* [GIVEN INSTRUCTION] Please write out the entries from the line containing "- point: [337, 307, 345, 315]" through the line containing "- point: [123, 296, 131, 304]" again, switching "y-tick-label" to "y-axis-tick-label" and leaving everything else unchanged.

* [INFORMATION GIVEN]
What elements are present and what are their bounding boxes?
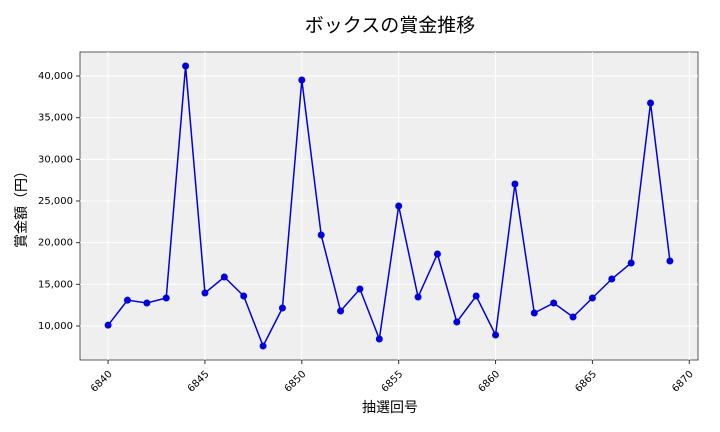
- point: [337, 307, 345, 315]
- x-axis-label: 抽選回号: [362, 400, 418, 416]
- point: [395, 202, 403, 210]
- point: [511, 180, 519, 188]
- point: [356, 285, 364, 293]
- y-tick-label: 40,000: [38, 71, 73, 82]
- x-tick-label: 6855: [380, 369, 406, 395]
- point: [240, 292, 248, 300]
- y-tick-label: 30,000: [38, 154, 73, 165]
- y-tick-label: 15,000: [38, 279, 73, 290]
- point: [608, 275, 616, 283]
- y-tick-label: 25,000: [38, 196, 73, 207]
- point: [143, 299, 151, 307]
- point: [492, 331, 500, 339]
- point: [588, 294, 596, 302]
- chart-title: ボックスの賞金推移: [305, 15, 475, 37]
- point: [550, 299, 558, 307]
- point: [123, 296, 131, 304]
- point: [104, 321, 112, 329]
- x-tick-label: 6840: [89, 369, 115, 395]
- point: [220, 273, 228, 281]
- point: [627, 259, 635, 267]
- y-axis-label: 賞金額（円）: [14, 164, 30, 248]
- x-tick-label: 6850: [283, 369, 309, 395]
- point: [162, 294, 170, 302]
- point: [569, 313, 577, 321]
- y-tick-label: 10,000: [38, 321, 73, 332]
- point: [298, 76, 306, 84]
- x-tick-label: 6870: [670, 369, 696, 395]
- point: [472, 292, 480, 300]
- point: [182, 62, 190, 70]
- point: [278, 304, 286, 312]
- x-tick-label: 6860: [476, 369, 502, 395]
- x-tick-label: 6845: [186, 369, 212, 395]
- point: [647, 99, 655, 107]
- point: [433, 250, 441, 258]
- plot-area: [79, 51, 699, 361]
- y-tick-label: 20,000: [38, 238, 73, 249]
- y-tick-label: 35,000: [38, 113, 73, 124]
- point: [414, 293, 422, 301]
- x-tick-label: 6865: [573, 369, 599, 395]
- point: [317, 231, 325, 239]
- line: [107, 65, 671, 348]
- point: [201, 289, 209, 297]
- point: [530, 309, 538, 317]
- point: [453, 318, 461, 326]
- point: [375, 335, 383, 343]
- point: [666, 257, 674, 265]
- point: [259, 342, 267, 350]
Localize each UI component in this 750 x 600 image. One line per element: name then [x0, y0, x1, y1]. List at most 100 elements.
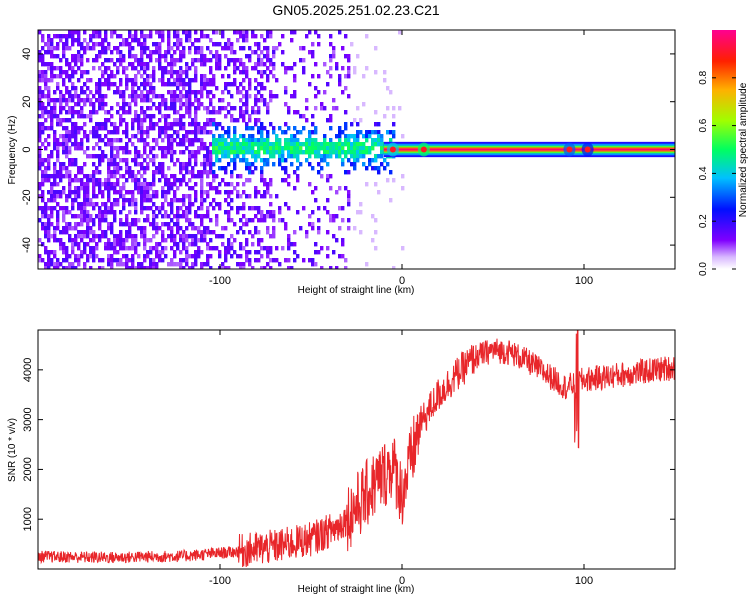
spectrogram-cell: [185, 206, 189, 211]
spectrogram-cell: [134, 250, 138, 255]
spectrogram-cell: [356, 122, 360, 127]
spectrogram-cell: [140, 62, 144, 67]
spectrogram-cell: [239, 110, 243, 115]
spectrogram-cell: [56, 118, 60, 123]
spectrogram-cell: [107, 206, 111, 211]
spectrogram-cell: [38, 206, 42, 211]
spectrogram-cell: [116, 58, 120, 63]
snr-y-axis-label: SNR (10 * v/v): [7, 418, 18, 482]
spectrogram-cell: [158, 118, 162, 123]
spectrogram-cell: [278, 126, 282, 131]
spectrogram-cell: [47, 34, 51, 39]
spectrogram-cell: [92, 186, 96, 191]
spectrogram-cell: [65, 90, 69, 95]
spectrogram-cell: [314, 30, 318, 35]
spectrogram-cell: [110, 258, 114, 263]
spectrogram-cell: [143, 110, 147, 115]
spectrogram-cell: [155, 222, 159, 227]
spectrogram-cell: [65, 74, 69, 79]
spectrogram-cell: [233, 58, 237, 63]
spectrogram-cell: [284, 86, 288, 91]
spectrogram-cell: [125, 230, 129, 235]
spectrogram-cell: [170, 206, 174, 211]
spectrogram-cell: [158, 94, 162, 99]
spectrogram-cell: [98, 222, 102, 227]
spectrogram-cell: [53, 262, 57, 267]
spectrogram-cell: [140, 226, 144, 231]
spectrogram-cell: [392, 122, 396, 127]
spectrogram-cell: [245, 142, 249, 147]
spectrogram-cell: [314, 150, 318, 155]
spectrogram-cell: [221, 30, 225, 35]
spectrogram-cell: [242, 86, 246, 91]
spectrogram-cell: [392, 114, 396, 119]
spectrogram-cell: [212, 142, 216, 147]
spectrogram-cell: [224, 150, 228, 155]
spectrogram-cell: [272, 46, 276, 51]
spectrogram-cell: [266, 130, 270, 135]
spectrogram-cell: [71, 98, 75, 103]
spectrogram-cell: [41, 46, 45, 51]
spectrogram-blob-core: [389, 146, 396, 153]
spectrogram-cell: [38, 146, 42, 151]
spectrogram-cell: [92, 246, 96, 251]
spectrogram-cell: [191, 118, 195, 123]
spectrogram-cell: [152, 190, 156, 195]
spectrogram-cell: [176, 142, 180, 147]
spectrogram-cell: [125, 110, 129, 115]
spectrogram-cell: [293, 110, 297, 115]
spectrogram-cell: [164, 102, 168, 107]
spectrogram-cell: [365, 66, 369, 71]
spectrogram-cell: [83, 90, 87, 95]
spectrogram-cell: [143, 118, 147, 123]
spectrogram-cell: [182, 178, 186, 183]
spectrogram-cell: [257, 242, 261, 247]
spectrogram-cell: [56, 194, 60, 199]
spectrogram-cell: [122, 146, 126, 151]
spectrogram-cell: [125, 158, 129, 163]
spectrogram-cell: [311, 166, 315, 171]
spectrogram-cell: [80, 170, 84, 175]
spectrogram-cell: [86, 134, 90, 139]
spectrogram-cell: [158, 146, 162, 151]
spectrogram-cell: [230, 150, 234, 155]
spectrogram-cell: [248, 126, 252, 131]
spectrogram-cell: [143, 198, 147, 203]
spectrogram-cell: [356, 134, 360, 139]
spectrogram-cell: [263, 54, 267, 59]
spectrogram-cell: [77, 178, 81, 183]
spectrogram-cell: [62, 210, 66, 215]
spectrogram-cell: [266, 34, 270, 39]
spectrogram-cell: [230, 182, 234, 187]
spectrogram-cell: [74, 134, 78, 139]
spectrogram-cell: [200, 78, 204, 83]
spectrogram-cell: [245, 158, 249, 163]
spectrogram-cell: [80, 110, 84, 115]
spectrogram-cell: [65, 102, 69, 107]
spectrogram-cell: [179, 122, 183, 127]
spectrogram-cell: [98, 134, 102, 139]
spectrogram-cell: [152, 146, 156, 151]
spectrogram-cell: [203, 130, 207, 135]
spectrogram-cell: [80, 214, 84, 219]
spectrogram-cell: [113, 158, 117, 163]
spectrogram-cell: [110, 266, 114, 269]
spectrogram-cell: [191, 62, 195, 67]
spectrogram-cell: [248, 142, 252, 147]
spectrogram-cell: [92, 126, 96, 131]
spectrogram-cell: [266, 246, 270, 251]
spectrogram-cell: [98, 162, 102, 167]
spectrogram-cell: [137, 42, 141, 47]
spectrogram-cell: [239, 134, 243, 139]
spectrogram-cell: [185, 250, 189, 255]
spectrogram-cell: [167, 226, 171, 231]
spectrogram-cell: [86, 98, 90, 103]
spectrogram-cell: [317, 226, 321, 231]
spectrogram-cell: [326, 230, 330, 235]
spectrogram-cell: [245, 250, 249, 255]
spectrogram-cell: [53, 54, 57, 59]
snr-line: [38, 330, 675, 568]
spectrogram-cell: [134, 182, 138, 187]
spectrogram-cell: [176, 86, 180, 91]
spectrogram-cell: [92, 146, 96, 151]
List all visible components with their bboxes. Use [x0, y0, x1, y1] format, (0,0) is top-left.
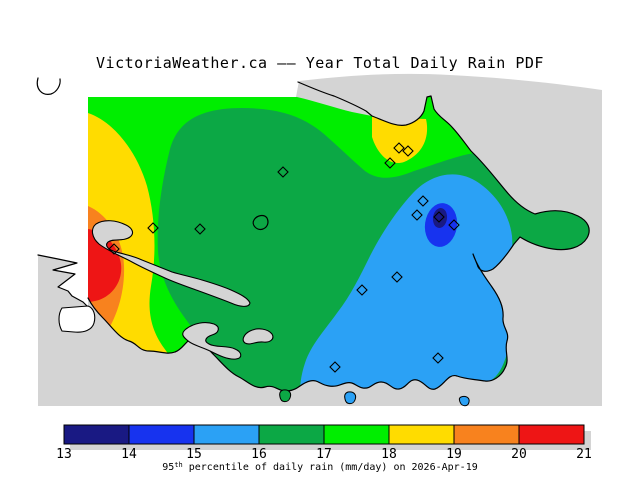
- colorbar-tick-labels: 13 14 15 16 17 18 19 20 21: [56, 447, 592, 462]
- station-markers: [108, 142, 460, 373]
- colorbar-tick-14: 14: [121, 447, 137, 462]
- william-head-islet: [344, 391, 357, 405]
- station-marker: [356, 284, 368, 296]
- victoria-harbour-inlet: [242, 328, 274, 345]
- olympic-coastline: [37, 254, 91, 310]
- caption-superscript: th: [174, 461, 182, 469]
- station-marker: [411, 209, 423, 221]
- colorbar-segment-14-15: [128, 424, 195, 445]
- station-marker: [448, 219, 460, 231]
- station-marker: [393, 142, 405, 154]
- sooke-inlet: [91, 220, 251, 307]
- bay-notch: [58, 305, 96, 333]
- colorbar-segment-16-17: [258, 424, 325, 445]
- lake-outline: [252, 214, 269, 230]
- headland-islet: [279, 389, 292, 403]
- colorbar-segment-18-19: [388, 424, 455, 445]
- contour-region-18-19-northeast: [372, 117, 428, 164]
- nw-coast-arc: [36, 77, 61, 95]
- colorbar: [63, 424, 585, 445]
- colorbar-tick-21: 21: [576, 447, 592, 462]
- station-marker: [108, 243, 120, 255]
- colorbar-segment-19-20: [453, 424, 520, 445]
- colorbar-caption: 95th percentile of daily rain (mm/day) on…: [162, 461, 477, 473]
- colorbar-tick-13: 13: [56, 447, 72, 462]
- station-marker: [147, 222, 159, 234]
- station-marker: [384, 157, 396, 169]
- colorbar-tick-20: 20: [511, 447, 527, 462]
- colorbar-segment-20-21: [518, 424, 585, 445]
- colorbar-segment-15-16: [193, 424, 260, 445]
- contour-region-15-16: [299, 174, 513, 392]
- station-marker: [402, 145, 414, 157]
- station-marker: [277, 166, 289, 178]
- station-marker-filled: [433, 211, 445, 223]
- caption-number: 95: [162, 462, 174, 473]
- island-coastline: [87, 81, 590, 392]
- colorbar-segment-13-14: [63, 424, 130, 445]
- station-marker: [417, 195, 429, 207]
- colorbar-tick-15: 15: [186, 447, 202, 462]
- station-marker: [194, 223, 206, 235]
- colorbar-tick-18: 18: [381, 447, 397, 462]
- colorbar-tick-16: 16: [251, 447, 267, 462]
- station-marker: [329, 361, 341, 373]
- colorbar-tick-19: 19: [446, 447, 462, 462]
- trial-island-islet: [458, 395, 470, 407]
- contour-region-20-21: [88, 229, 122, 302]
- station-marker: [432, 352, 444, 364]
- station-marker: [391, 271, 403, 283]
- caption-text: percentile of daily rain (mm/day) on 202…: [189, 462, 478, 473]
- colorbar-tick-17: 17: [316, 447, 332, 462]
- page-title: VictoriaWeather.ca —— Year Total Daily R…: [96, 54, 544, 72]
- colorbar-segment-17-18: [323, 424, 390, 445]
- esquimalt-inlet: [182, 322, 242, 360]
- contour-region-13-14: [432, 208, 448, 228]
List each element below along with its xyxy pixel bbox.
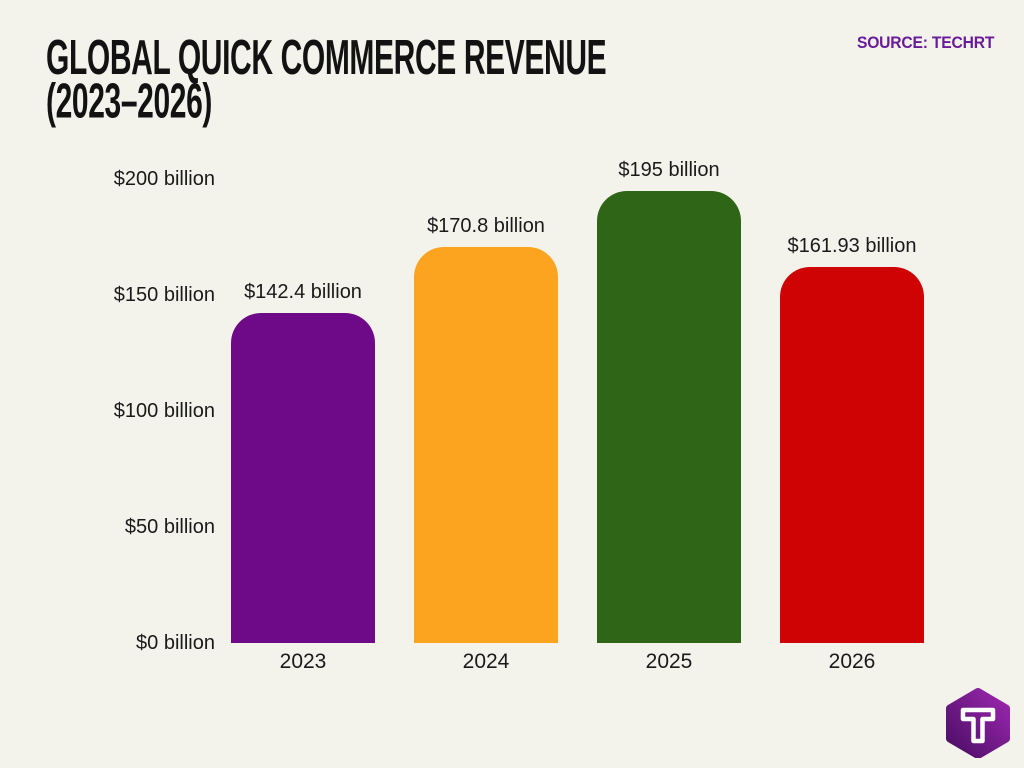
x-axis-label-2024: 2024 (462, 650, 510, 673)
page-title: GLOBAL QUICK COMMERCE REVENUE (2023–2026… (46, 31, 607, 129)
y-axis-tick-50: $50 billion (124, 516, 215, 538)
hexagon-icon (946, 688, 1010, 758)
bar-2026 (780, 267, 924, 643)
page-title-line2: (2023–2026) (46, 75, 213, 129)
techrt-logo (946, 688, 1010, 758)
bar-2025 (597, 190, 741, 643)
source-label: SOURCE: TECHRT (856, 33, 995, 52)
y-axis-tick-200: $200 billion (113, 168, 215, 190)
bar-value-label-2026: $161.93 billion (787, 235, 917, 258)
page-title-line1: GLOBAL QUICK COMMERCE REVENUE (46, 31, 607, 85)
bar-value-label-2025: $195 billion (618, 158, 720, 181)
bar-value-label-2023: $142.4 billion (244, 280, 362, 303)
x-axis-label-2026: 2026 (828, 650, 876, 673)
bar-2024 (414, 246, 558, 643)
bar-value-label-2024: $170.8 billion (427, 214, 545, 237)
x-axis-label-2023: 2023 (279, 650, 327, 673)
bar-2023 (231, 312, 375, 643)
x-axis-label-2025: 2025 (645, 650, 693, 673)
logo-letter-t-icon (960, 707, 996, 744)
y-axis-tick-150: $150 billion (113, 284, 215, 306)
y-axis-tick-100: $100 billion (113, 400, 215, 422)
y-axis-tick-0: $0 billion (136, 632, 215, 654)
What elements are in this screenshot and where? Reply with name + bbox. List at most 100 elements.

* [THE COMPLETED TASK]
- point: [337, 307, 345, 315]
- x-axis-label: 抽選回号: [362, 400, 418, 416]
- point: [395, 202, 403, 210]
- point: [511, 180, 519, 188]
- point: [356, 285, 364, 293]
- y-axis-tick-label: 40,000: [38, 71, 73, 82]
- x-tick-label: 6855: [380, 369, 406, 395]
- point: [240, 292, 248, 300]
- y-axis-tick-label: 30,000: [38, 154, 73, 165]
- y-axis-tick-label: 15,000: [38, 279, 73, 290]
- point: [608, 275, 616, 283]
- y-axis-tick-label: 25,000: [38, 196, 73, 207]
- point: [143, 299, 151, 307]
- point: [492, 331, 500, 339]
- point: [588, 294, 596, 302]
- chart-title: ボックスの賞金推移: [305, 15, 475, 37]
- point: [550, 299, 558, 307]
- point: [123, 296, 131, 304]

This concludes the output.